▶ AIM: Quote, verbatim, all material below, without pictures.

▶ GIVEN ENTRIES:
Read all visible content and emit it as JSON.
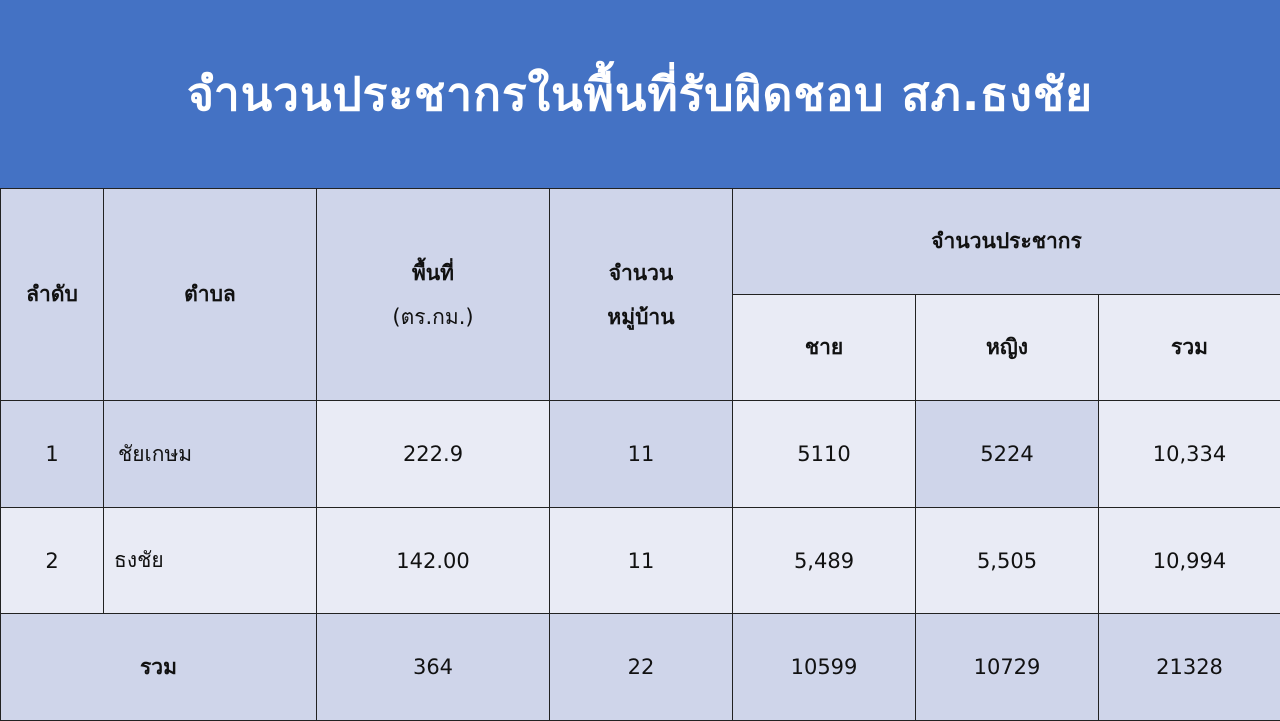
{
  "title": "จำนวนประชากรในพื้นที่รับผิดชอบ สภ.ธงชัย",
  "colors": {
    "title_band": "#4472c4",
    "row_dark": "#cfd5ea",
    "row_light": "#e9ebf5"
  },
  "table": {
    "headers": {
      "order": "ลำดับ",
      "subdistrict": "ตำบล",
      "area_line1": "พื้นที่",
      "area_line2": "(ตร.กม.)",
      "villages_line1": "จำนวน",
      "villages_line2": "หมู่บ้าน",
      "population": "จำนวนประชากร",
      "male": "ชาย",
      "female": "หญิง",
      "total": "รวม"
    },
    "rows": [
      {
        "order": "1",
        "subdistrict": "ชัยเกษม",
        "area": "222.9",
        "villages": "11",
        "male": "5110",
        "female": "5224",
        "total": "10,334"
      },
      {
        "order": "2",
        "subdistrict": "ธงชัย",
        "area": "142.00",
        "villages": "11",
        "male": "5,489",
        "female": "5,505",
        "total": "10,994"
      }
    ],
    "summary": {
      "label": "รวม",
      "area": "364",
      "villages": "22",
      "male": "10599",
      "female": "10729",
      "total": "21328"
    }
  }
}
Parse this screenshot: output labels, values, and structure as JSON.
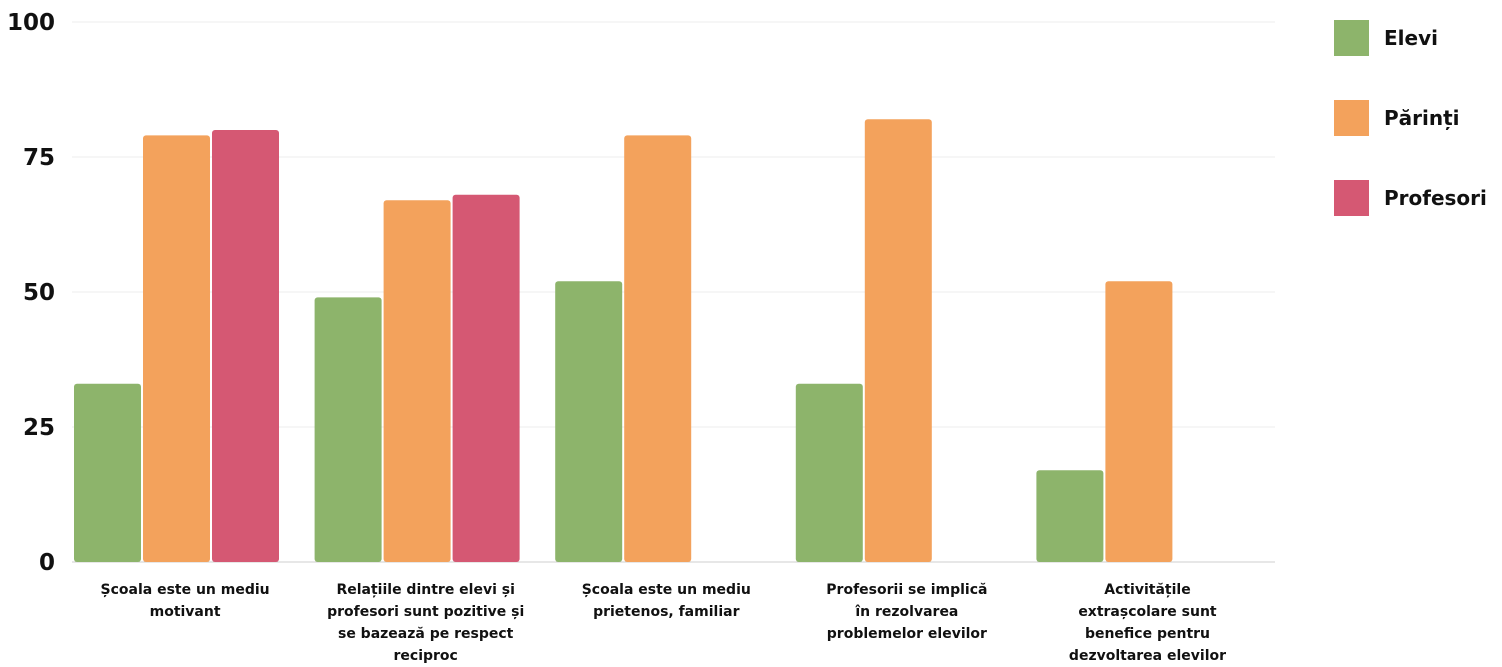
{
  "chart_data": {
    "type": "bar",
    "ylim": [
      0,
      100
    ],
    "yticks": [
      0,
      25,
      50,
      75,
      100
    ],
    "grid": true,
    "legend_position": "right",
    "categories": [
      [
        "Școala este un mediu",
        "motivant"
      ],
      [
        "Relațiile dintre elevi și",
        "profesori sunt pozitive și",
        "se bazează pe respect",
        "reciproc"
      ],
      [
        "Școala este un mediu",
        "prietenos, familiar"
      ],
      [
        "Profesorii se implică",
        "în rezolvarea",
        "problemelor elevilor"
      ],
      [
        "Activitățile",
        "extrașcolare sunt",
        "benefice pentru",
        "dezvoltarea elevilor"
      ]
    ],
    "series": [
      {
        "name": "Elevi",
        "color": "#8db46b",
        "values": [
          33,
          49,
          52,
          33,
          17
        ]
      },
      {
        "name": "Părinți",
        "color": "#f3a25c",
        "values": [
          79,
          67,
          79,
          82,
          52
        ]
      },
      {
        "name": "Profesori",
        "color": "#d55873",
        "values": [
          80,
          68,
          null,
          null,
          null
        ]
      }
    ]
  }
}
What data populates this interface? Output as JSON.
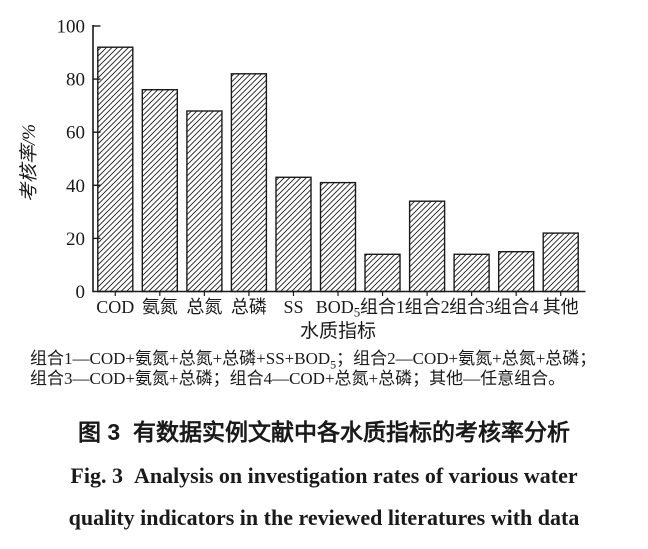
{
  "colors": {
    "ink": "#1a1a1a",
    "background": "#ffffff"
  },
  "chart_data": {
    "type": "bar",
    "title": "",
    "xlabel": "水质指标",
    "ylabel": "考核率/%",
    "ylim": [
      0,
      100
    ],
    "yticks": [
      0,
      20,
      40,
      60,
      80,
      100
    ],
    "grid": false,
    "legend": null,
    "bar_style": "diagonal-hatch",
    "categories": [
      {
        "label": "COD",
        "sub": ""
      },
      {
        "label": "氨氮",
        "sub": ""
      },
      {
        "label": "总氮",
        "sub": ""
      },
      {
        "label": "总磷",
        "sub": ""
      },
      {
        "label": "SS",
        "sub": ""
      },
      {
        "label": "BOD",
        "sub": "5"
      },
      {
        "label": "组合1",
        "sub": ""
      },
      {
        "label": "组合2",
        "sub": ""
      },
      {
        "label": "组合3",
        "sub": ""
      },
      {
        "label": "组合4",
        "sub": ""
      },
      {
        "label": "其他",
        "sub": ""
      }
    ],
    "values": [
      92,
      76,
      68,
      82,
      43,
      41,
      14,
      34,
      14,
      15,
      22
    ]
  },
  "note": {
    "line1_pre": "组合1—COD+氨氮+总氮+总磷+SS+BOD",
    "line1_sub": "5",
    "line1_post": "；组合2—COD+氨氮+总氮+总磷；",
    "line2": "组合3—COD+氨氮+总磷；组合4—COD+总氮+总磷；其他—任意组合。"
  },
  "caption": {
    "zh": "图 3  有数据实例文献中各水质指标的考核率分析",
    "en_line1": "Fig. 3  Analysis on investigation rates of various water",
    "en_line2": "quality indicators in the reviewed literatures with data"
  }
}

▶ EXERCISE SOLUTION:
Read all visible content and emit it as JSON.
{
  "title": "จำนวนประชากรในพื้นที่รับผิดชอบ สภ.ธงชัย",
  "colors": {
    "title_band": "#4472c4",
    "row_dark": "#cfd5ea",
    "row_light": "#e9ebf5"
  },
  "table": {
    "headers": {
      "order": "ลำดับ",
      "subdistrict": "ตำบล",
      "area_line1": "พื้นที่",
      "area_line2": "(ตร.กม.)",
      "villages_line1": "จำนวน",
      "villages_line2": "หมู่บ้าน",
      "population": "จำนวนประชากร",
      "male": "ชาย",
      "female": "หญิง",
      "total": "รวม"
    },
    "rows": [
      {
        "order": "1",
        "subdistrict": "ชัยเกษม",
        "area": "222.9",
        "villages": "11",
        "male": "5110",
        "female": "5224",
        "total": "10,334"
      },
      {
        "order": "2",
        "subdistrict": "ธงชัย",
        "area": "142.00",
        "villages": "11",
        "male": "5,489",
        "female": "5,505",
        "total": "10,994"
      }
    ],
    "summary": {
      "label": "รวม",
      "area": "364",
      "villages": "22",
      "male": "10599",
      "female": "10729",
      "total": "21328"
    }
  }
}
Parse this screenshot: output labels, values, and structure as JSON.
{
  "chart_data": {
    "type": "bar",
    "ylim": [
      0,
      100
    ],
    "yticks": [
      0,
      25,
      50,
      75,
      100
    ],
    "grid": true,
    "legend_position": "right",
    "categories": [
      [
        "Școala este un mediu",
        "motivant"
      ],
      [
        "Relațiile dintre elevi și",
        "profesori sunt pozitive și",
        "se bazează pe respect",
        "reciproc"
      ],
      [
        "Școala este un mediu",
        "prietenos, familiar"
      ],
      [
        "Profesorii se implică",
        "în rezolvarea",
        "problemelor elevilor"
      ],
      [
        "Activitățile",
        "extrașcolare sunt",
        "benefice pentru",
        "dezvoltarea elevilor"
      ]
    ],
    "series": [
      {
        "name": "Elevi",
        "color": "#8db46b",
        "values": [
          33,
          49,
          52,
          33,
          17
        ]
      },
      {
        "name": "Părinți",
        "color": "#f3a25c",
        "values": [
          79,
          67,
          79,
          82,
          52
        ]
      },
      {
        "name": "Profesori",
        "color": "#d55873",
        "values": [
          80,
          68,
          null,
          null,
          null
        ]
      }
    ]
  }
}
What data populates this interface? Output as JSON.
{
  "colors": {
    "ink": "#1a1a1a",
    "background": "#ffffff"
  },
  "chart_data": {
    "type": "bar",
    "title": "",
    "xlabel": "水质指标",
    "ylabel": "考核率/%",
    "ylim": [
      0,
      100
    ],
    "yticks": [
      0,
      20,
      40,
      60,
      80,
      100
    ],
    "grid": false,
    "legend": null,
    "bar_style": "diagonal-hatch",
    "categories": [
      {
        "label": "COD",
        "sub": ""
      },
      {
        "label": "氨氮",
        "sub": ""
      },
      {
        "label": "总氮",
        "sub": ""
      },
      {
        "label": "总磷",
        "sub": ""
      },
      {
        "label": "SS",
        "sub": ""
      },
      {
        "label": "BOD",
        "sub": "5"
      },
      {
        "label": "组合1",
        "sub": ""
      },
      {
        "label": "组合2",
        "sub": ""
      },
      {
        "label": "组合3",
        "sub": ""
      },
      {
        "label": "组合4",
        "sub": ""
      },
      {
        "label": "其他",
        "sub": ""
      }
    ],
    "values": [
      92,
      76,
      68,
      82,
      43,
      41,
      14,
      34,
      14,
      15,
      22
    ]
  },
  "note": {
    "line1_pre": "组合1—COD+氨氮+总氮+总磷+SS+BOD",
    "line1_sub": "5",
    "line1_post": "；组合2—COD+氨氮+总氮+总磷；",
    "line2": "组合3—COD+氨氮+总磷；组合4—COD+总氮+总磷；其他—任意组合。"
  },
  "caption": {
    "zh": "图 3  有数据实例文献中各水质指标的考核率分析",
    "en_line1": "Fig. 3  Analysis on investigation rates of various water",
    "en_line2": "quality indicators in the reviewed literatures with data"
  }
}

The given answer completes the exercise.